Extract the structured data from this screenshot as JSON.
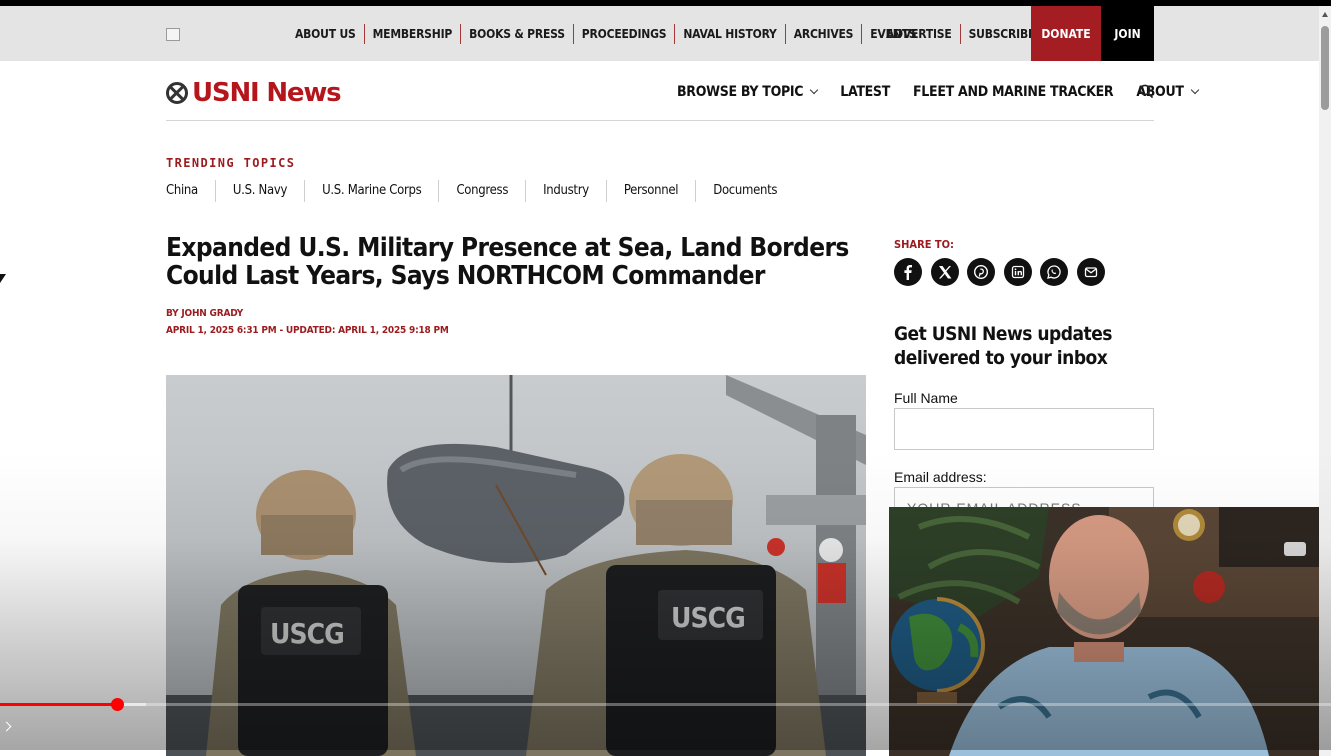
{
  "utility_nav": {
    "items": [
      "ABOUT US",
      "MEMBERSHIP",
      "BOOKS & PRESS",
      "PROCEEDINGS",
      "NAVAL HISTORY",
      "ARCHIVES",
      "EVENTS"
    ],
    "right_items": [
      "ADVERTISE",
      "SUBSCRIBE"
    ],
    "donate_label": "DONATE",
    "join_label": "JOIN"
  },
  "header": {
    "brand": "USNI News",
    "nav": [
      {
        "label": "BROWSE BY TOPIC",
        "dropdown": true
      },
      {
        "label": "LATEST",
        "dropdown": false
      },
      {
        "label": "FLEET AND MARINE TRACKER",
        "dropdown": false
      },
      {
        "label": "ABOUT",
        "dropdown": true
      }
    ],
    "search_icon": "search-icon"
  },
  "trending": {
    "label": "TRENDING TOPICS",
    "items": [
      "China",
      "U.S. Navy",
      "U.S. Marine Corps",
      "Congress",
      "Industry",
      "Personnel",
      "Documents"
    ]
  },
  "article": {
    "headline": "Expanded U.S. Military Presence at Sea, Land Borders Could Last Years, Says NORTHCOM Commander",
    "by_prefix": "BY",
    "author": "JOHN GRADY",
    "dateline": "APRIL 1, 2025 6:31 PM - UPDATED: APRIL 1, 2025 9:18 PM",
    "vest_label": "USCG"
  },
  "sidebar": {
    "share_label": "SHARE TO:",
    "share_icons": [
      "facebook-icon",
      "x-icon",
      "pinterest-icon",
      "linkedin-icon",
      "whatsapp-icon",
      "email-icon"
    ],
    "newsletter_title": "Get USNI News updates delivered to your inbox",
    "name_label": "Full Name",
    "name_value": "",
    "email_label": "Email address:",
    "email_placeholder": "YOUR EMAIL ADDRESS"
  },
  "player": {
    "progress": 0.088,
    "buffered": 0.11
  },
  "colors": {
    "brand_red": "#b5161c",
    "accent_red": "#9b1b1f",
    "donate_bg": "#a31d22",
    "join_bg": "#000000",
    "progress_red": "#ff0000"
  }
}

-------

__YOUR GOAL__
Leave every image out, and retype the material exactly.

__OUTPUT BELOW__
Extract the structured data from this screenshot as JSON.
{
  "utility_nav": {
    "items": [
      "ABOUT US",
      "MEMBERSHIP",
      "BOOKS & PRESS",
      "PROCEEDINGS",
      "NAVAL HISTORY",
      "ARCHIVES",
      "EVENTS"
    ],
    "right_items": [
      "ADVERTISE",
      "SUBSCRIBE"
    ],
    "donate_label": "DONATE",
    "join_label": "JOIN"
  },
  "header": {
    "brand": "USNI News",
    "nav": [
      {
        "label": "BROWSE BY TOPIC",
        "dropdown": true
      },
      {
        "label": "LATEST",
        "dropdown": false
      },
      {
        "label": "FLEET AND MARINE TRACKER",
        "dropdown": false
      },
      {
        "label": "ABOUT",
        "dropdown": true
      }
    ],
    "search_icon": "search-icon"
  },
  "trending": {
    "label": "TRENDING TOPICS",
    "items": [
      "China",
      "U.S. Navy",
      "U.S. Marine Corps",
      "Congress",
      "Industry",
      "Personnel",
      "Documents"
    ]
  },
  "article": {
    "headline": "Expanded U.S. Military Presence at Sea, Land Borders Could Last Years, Says NORTHCOM Commander",
    "by_prefix": "BY",
    "author": "JOHN GRADY",
    "dateline": "APRIL 1, 2025 6:31 PM - UPDATED: APRIL 1, 2025 9:18 PM",
    "vest_label": "USCG"
  },
  "sidebar": {
    "share_label": "SHARE TO:",
    "share_icons": [
      "facebook-icon",
      "x-icon",
      "pinterest-icon",
      "linkedin-icon",
      "whatsapp-icon",
      "email-icon"
    ],
    "newsletter_title": "Get USNI News updates delivered to your inbox",
    "name_label": "Full Name",
    "name_value": "",
    "email_label": "Email address:",
    "email_placeholder": "YOUR EMAIL ADDRESS"
  },
  "player": {
    "progress": 0.088,
    "buffered": 0.11
  },
  "colors": {
    "brand_red": "#b5161c",
    "accent_red": "#9b1b1f",
    "donate_bg": "#a31d22",
    "join_bg": "#000000",
    "progress_red": "#ff0000"
  }
}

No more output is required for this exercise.